● **Short exercise**: All of the data below must be repeated exactly.

>> start The input

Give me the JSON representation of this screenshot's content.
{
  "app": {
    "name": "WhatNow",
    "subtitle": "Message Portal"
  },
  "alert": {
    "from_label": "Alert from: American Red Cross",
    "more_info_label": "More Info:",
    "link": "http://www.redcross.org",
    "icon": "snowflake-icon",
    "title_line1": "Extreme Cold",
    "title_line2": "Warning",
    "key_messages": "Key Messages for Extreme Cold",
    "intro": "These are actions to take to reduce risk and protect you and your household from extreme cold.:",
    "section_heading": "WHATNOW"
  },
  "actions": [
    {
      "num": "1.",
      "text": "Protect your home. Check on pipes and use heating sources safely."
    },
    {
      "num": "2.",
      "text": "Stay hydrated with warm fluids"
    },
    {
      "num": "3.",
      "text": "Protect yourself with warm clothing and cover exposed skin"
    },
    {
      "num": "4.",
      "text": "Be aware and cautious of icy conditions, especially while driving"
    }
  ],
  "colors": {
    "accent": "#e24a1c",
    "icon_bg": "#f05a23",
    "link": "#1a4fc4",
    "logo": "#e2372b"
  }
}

>> end The input

● **Complete answer**:
Give me the JSON representation of this screenshot's content.
{
  "app": {
    "name": "WhatNow",
    "subtitle": "Message Portal"
  },
  "alert": {
    "from_label": "Alert from: American Red Cross",
    "more_info_label": "More Info:",
    "link": "http://www.redcross.org",
    "icon": "snowflake-icon",
    "title_line1": "Extreme Cold",
    "title_line2": "Warning",
    "key_messages": "Key Messages for Extreme Cold",
    "intro": "These are actions to take to reduce risk and protect you and your household from extreme cold.:",
    "section_heading": "WHATNOW"
  },
  "actions": [
    {
      "num": "1.",
      "text": "Protect your home. Check on pipes and use heating sources safely."
    },
    {
      "num": "2.",
      "text": "Stay hydrated with warm fluids"
    },
    {
      "num": "3.",
      "text": "Protect yourself with warm clothing and cover exposed skin"
    },
    {
      "num": "4.",
      "text": "Be aware and cautious of icy conditions, especially while driving"
    }
  ],
  "colors": {
    "accent": "#e24a1c",
    "icon_bg": "#f05a23",
    "link": "#1a4fc4",
    "logo": "#e2372b"
  }
}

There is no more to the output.